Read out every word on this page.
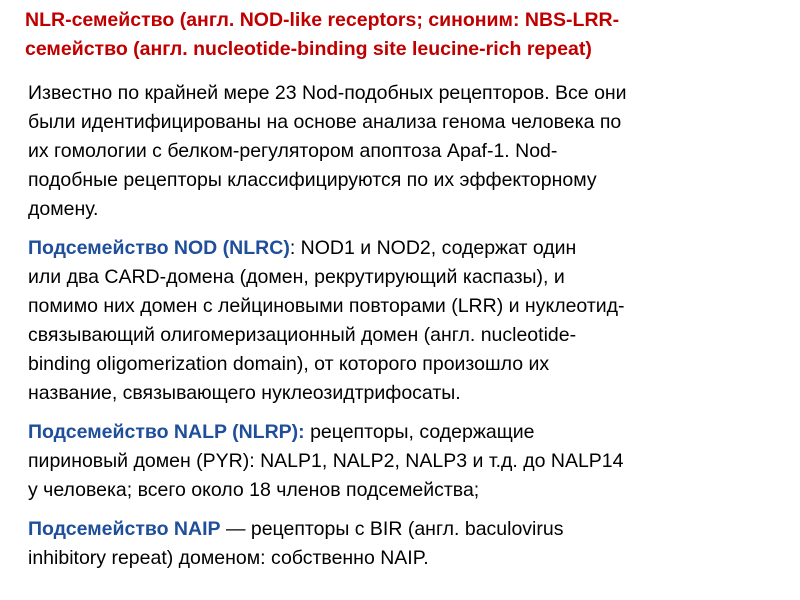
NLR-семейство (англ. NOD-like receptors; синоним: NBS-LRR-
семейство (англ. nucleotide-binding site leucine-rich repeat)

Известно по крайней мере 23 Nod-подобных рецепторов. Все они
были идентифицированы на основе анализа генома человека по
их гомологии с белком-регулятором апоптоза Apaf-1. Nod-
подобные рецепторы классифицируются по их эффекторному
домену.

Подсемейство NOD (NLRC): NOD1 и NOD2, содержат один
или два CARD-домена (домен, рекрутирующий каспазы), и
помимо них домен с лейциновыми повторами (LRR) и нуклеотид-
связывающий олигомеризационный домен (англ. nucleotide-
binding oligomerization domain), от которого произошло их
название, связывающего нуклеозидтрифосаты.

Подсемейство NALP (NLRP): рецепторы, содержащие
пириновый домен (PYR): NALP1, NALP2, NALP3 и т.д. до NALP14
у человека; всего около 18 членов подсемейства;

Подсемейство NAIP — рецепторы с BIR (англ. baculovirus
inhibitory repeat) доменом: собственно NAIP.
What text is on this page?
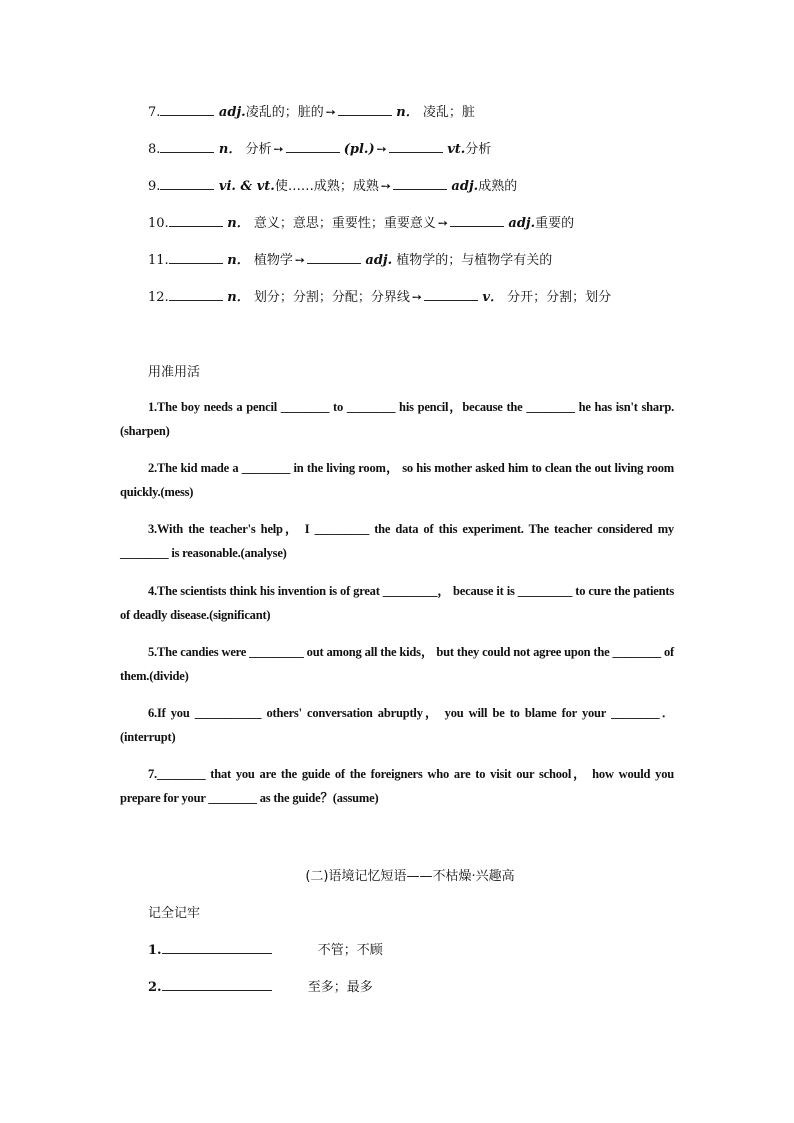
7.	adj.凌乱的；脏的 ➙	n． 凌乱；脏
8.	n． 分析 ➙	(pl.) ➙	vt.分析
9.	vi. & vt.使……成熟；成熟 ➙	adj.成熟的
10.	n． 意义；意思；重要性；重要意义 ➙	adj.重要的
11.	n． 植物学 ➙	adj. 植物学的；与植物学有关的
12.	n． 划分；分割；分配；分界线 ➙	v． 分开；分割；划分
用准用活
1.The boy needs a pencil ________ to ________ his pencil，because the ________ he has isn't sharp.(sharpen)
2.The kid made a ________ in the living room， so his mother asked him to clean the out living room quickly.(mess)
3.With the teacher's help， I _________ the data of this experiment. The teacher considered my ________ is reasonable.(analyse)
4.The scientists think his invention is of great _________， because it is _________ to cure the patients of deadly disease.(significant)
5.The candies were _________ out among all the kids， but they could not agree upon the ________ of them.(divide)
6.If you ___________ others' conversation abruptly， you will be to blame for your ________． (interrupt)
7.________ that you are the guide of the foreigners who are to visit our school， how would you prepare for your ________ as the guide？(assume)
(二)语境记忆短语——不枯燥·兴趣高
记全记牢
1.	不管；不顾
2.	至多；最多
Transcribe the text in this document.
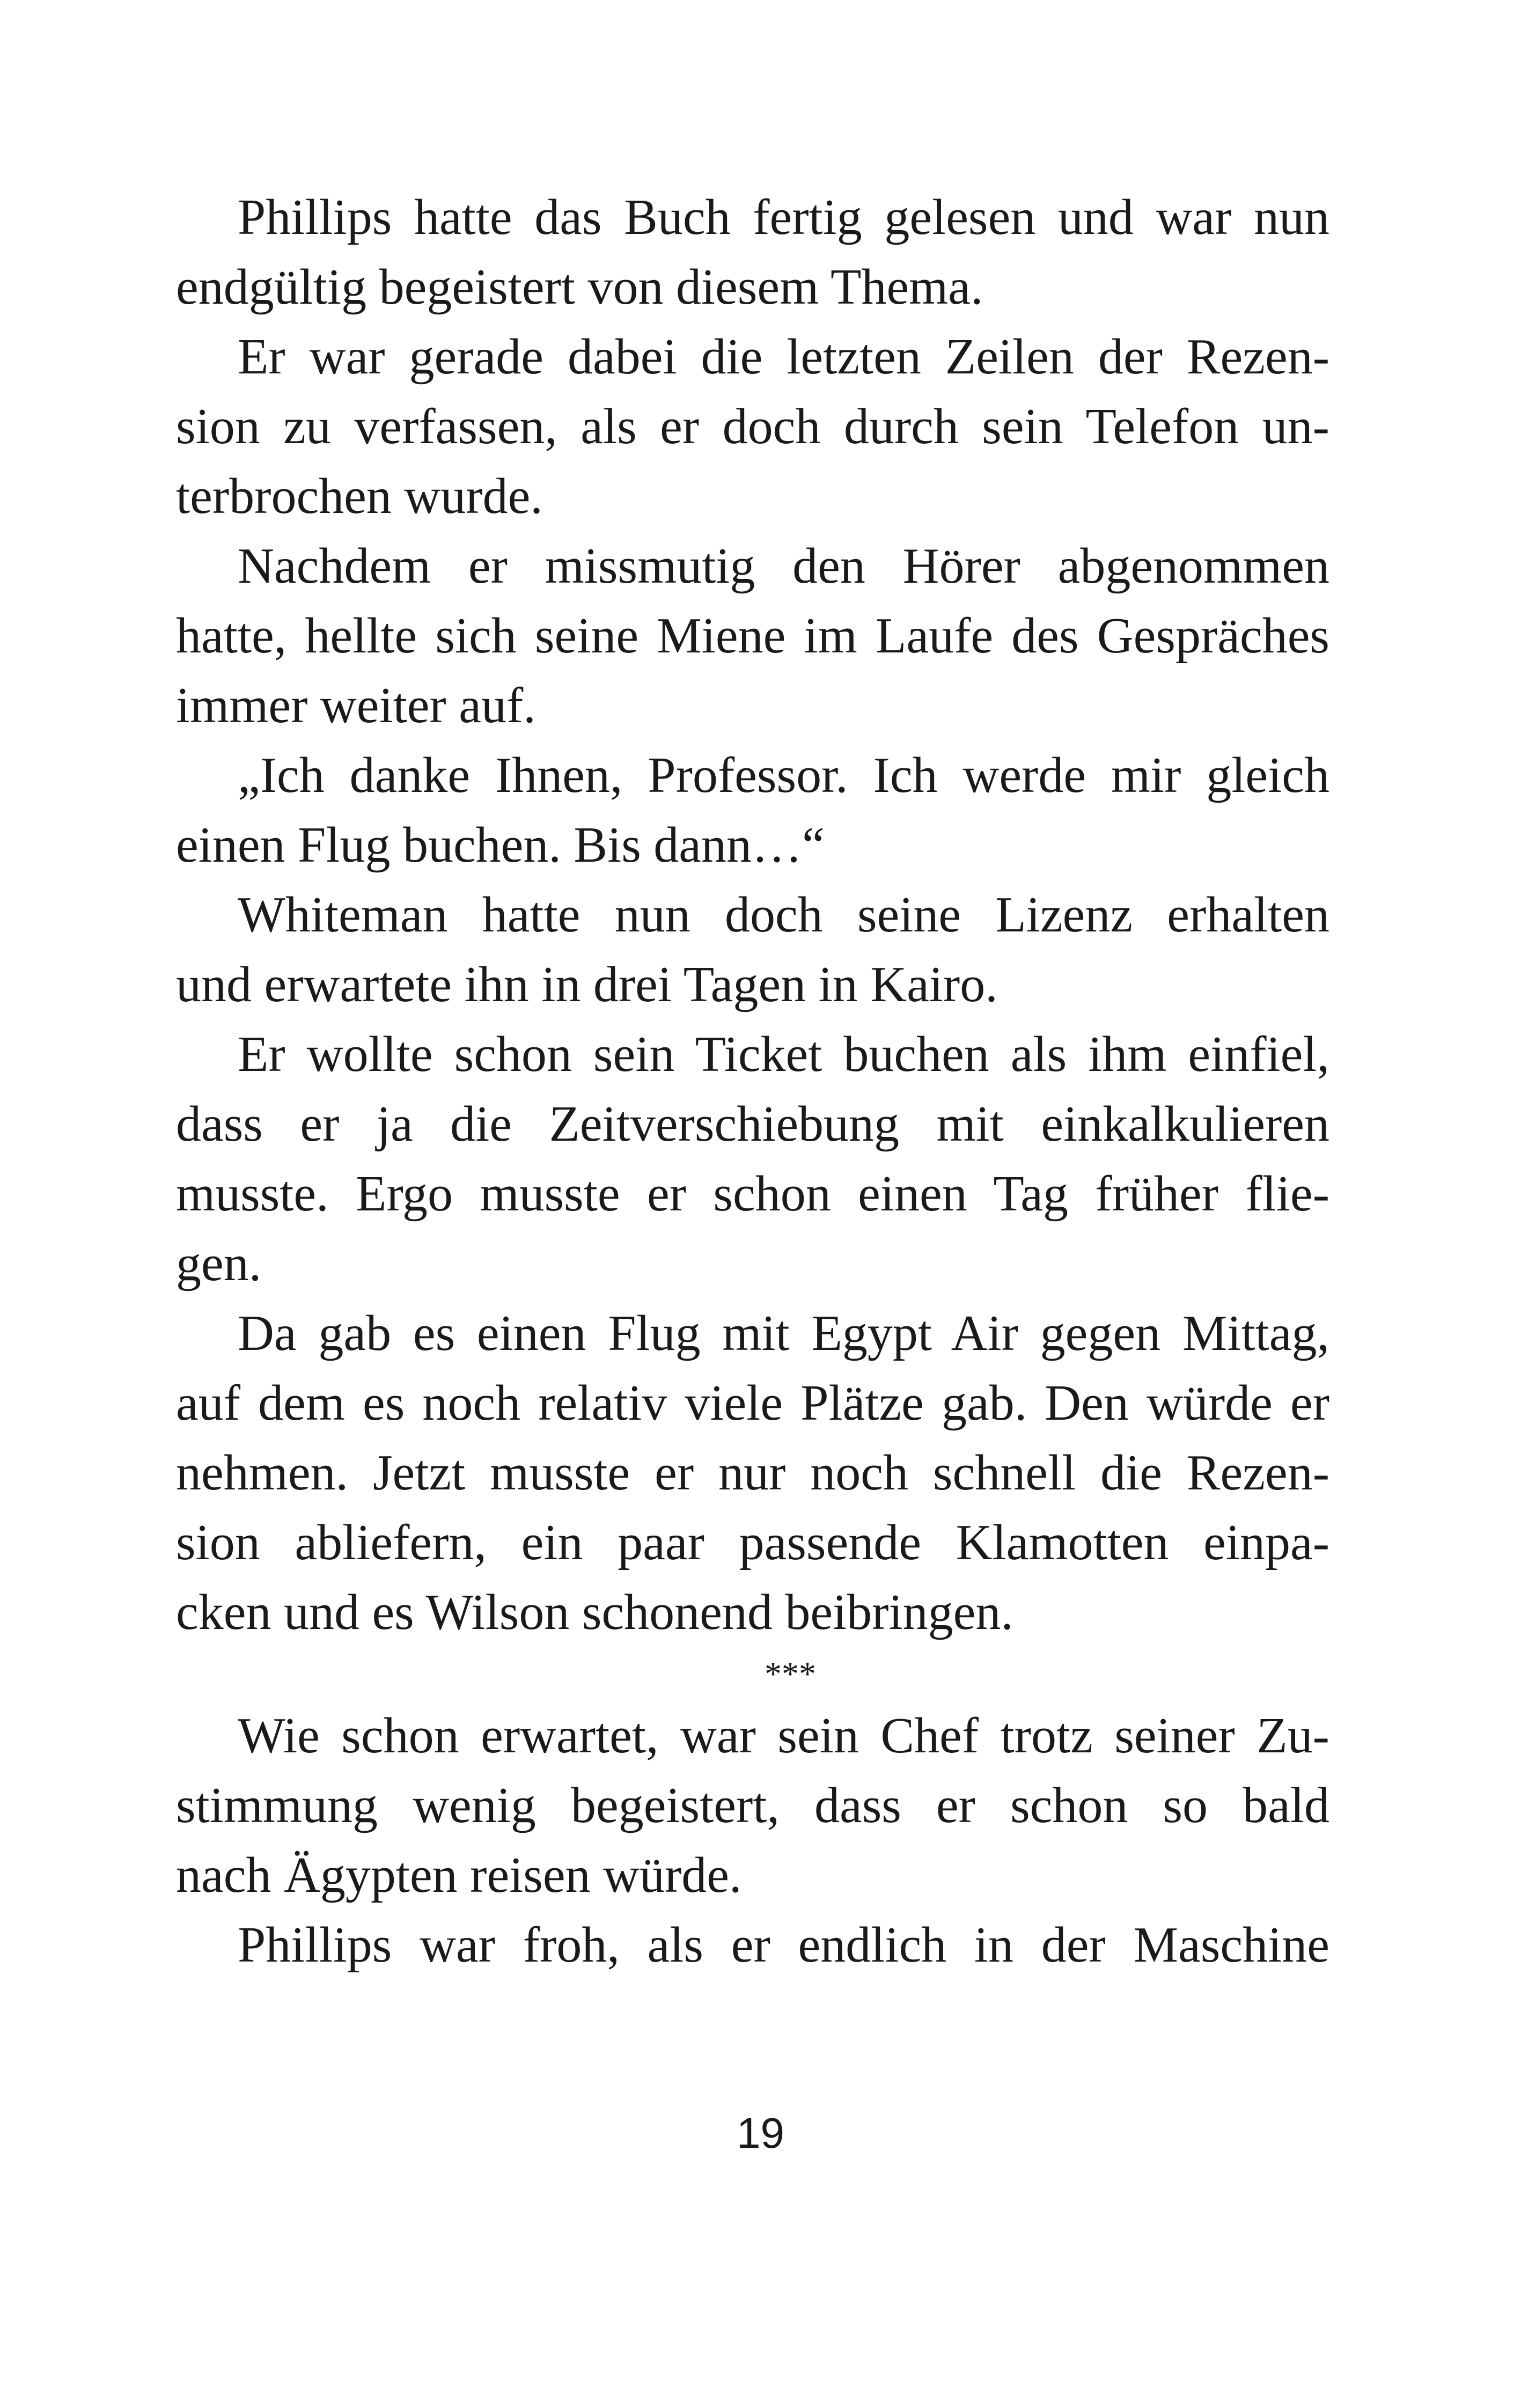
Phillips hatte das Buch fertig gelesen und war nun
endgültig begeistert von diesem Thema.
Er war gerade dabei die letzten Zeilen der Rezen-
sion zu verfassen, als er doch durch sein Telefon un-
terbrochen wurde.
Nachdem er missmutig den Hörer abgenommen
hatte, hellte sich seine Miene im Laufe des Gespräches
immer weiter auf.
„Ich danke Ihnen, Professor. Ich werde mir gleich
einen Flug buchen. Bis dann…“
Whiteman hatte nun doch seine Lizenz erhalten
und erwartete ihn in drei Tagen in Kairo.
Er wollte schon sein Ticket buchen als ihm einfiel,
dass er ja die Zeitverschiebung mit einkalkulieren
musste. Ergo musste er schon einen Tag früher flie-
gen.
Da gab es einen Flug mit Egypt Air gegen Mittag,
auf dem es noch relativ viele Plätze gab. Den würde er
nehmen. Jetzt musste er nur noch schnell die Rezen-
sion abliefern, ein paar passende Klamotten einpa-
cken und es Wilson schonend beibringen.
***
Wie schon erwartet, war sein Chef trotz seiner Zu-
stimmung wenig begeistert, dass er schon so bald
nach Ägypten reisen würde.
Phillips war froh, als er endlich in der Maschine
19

--*--

Work to complete>
Print the entire listing above verbatim. No picture should be included.

Answer for the task>
Read out every word on this page.
NLR-семейство (англ. NOD-like receptors; синоним: NBS-LRR-
семейство (англ. nucleotide-binding site leucine-rich repeat)

Известно по крайней мере 23 Nod-подобных рецепторов. Все они
были идентифицированы на основе анализа генома человека по
их гомологии с белком-регулятором апоптоза Apaf-1. Nod-
подобные рецепторы классифицируются по их эффекторному
домену.

Подсемейство NOD (NLRC): NOD1 и NOD2, содержат один
или два CARD-домена (домен, рекрутирующий каспазы), и
помимо них домен с лейциновыми повторами (LRR) и нуклеотид-
связывающий олигомеризационный домен (англ. nucleotide-
binding oligomerization domain), от которого произошло их
название, связывающего нуклеозидтрифосаты.

Подсемейство NALP (NLRP): рецепторы, содержащие
пириновый домен (PYR): NALP1, NALP2, NALP3 и т.д. до NALP14
у человека; всего около 18 членов подсемейства;

Подсемейство NAIP — рецепторы с BIR (англ. baculovirus
inhibitory repeat) доменом: собственно NAIP.
What text is on this page?
7.	adj.凌乱的；脏的 ➙	n． 凌乱；脏
8.	n． 分析 ➙	(pl.) ➙	vt.分析
9.	vi. & vt.使……成熟；成熟 ➙	adj.成熟的
10.	n． 意义；意思；重要性；重要意义 ➙	adj.重要的
11.	n． 植物学 ➙	adj. 植物学的；与植物学有关的
12.	n． 划分；分割；分配；分界线 ➙	v． 分开；分割；划分
用准用活
1.The boy needs a pencil ________ to ________ his pencil，because the ________ he has isn't sharp.(sharpen)
2.The kid made a ________ in the living room， so his mother asked him to clean the out living room quickly.(mess)
3.With the teacher's help， I _________ the data of this experiment. The teacher considered my ________ is reasonable.(analyse)
4.The scientists think his invention is of great _________， because it is _________ to cure the patients of deadly disease.(significant)
5.The candies were _________ out among all the kids， but they could not agree upon the ________ of them.(divide)
6.If you ___________ others' conversation abruptly， you will be to blame for your ________． (interrupt)
7.________ that you are the guide of the foreigners who are to visit our school， how would you prepare for your ________ as the guide？(assume)
(二)语境记忆短语——不枯燥·兴趣高
记全记牢
1.	不管；不顾
2.	至多；最多
Transcribe the text in this document.
Phillips hatte das Buch fertig gelesen und war nun
endgültig begeistert von diesem Thema.
Er war gerade dabei die letzten Zeilen der Rezen-
sion zu verfassen, als er doch durch sein Telefon un-
terbrochen wurde.
Nachdem er missmutig den Hörer abgenommen
hatte, hellte sich seine Miene im Laufe des Gespräches
immer weiter auf.
„Ich danke Ihnen, Professor. Ich werde mir gleich
einen Flug buchen. Bis dann…“
Whiteman hatte nun doch seine Lizenz erhalten
und erwartete ihn in drei Tagen in Kairo.
Er wollte schon sein Ticket buchen als ihm einfiel,
dass er ja die Zeitverschiebung mit einkalkulieren
musste. Ergo musste er schon einen Tag früher flie-
gen.
Da gab es einen Flug mit Egypt Air gegen Mittag,
auf dem es noch relativ viele Plätze gab. Den würde er
nehmen. Jetzt musste er nur noch schnell die Rezen-
sion abliefern, ein paar passende Klamotten einpa-
cken und es Wilson schonend beibringen.
***
Wie schon erwartet, war sein Chef trotz seiner Zu-
stimmung wenig begeistert, dass er schon so bald
nach Ägypten reisen würde.
Phillips war froh, als er endlich in der Maschine
19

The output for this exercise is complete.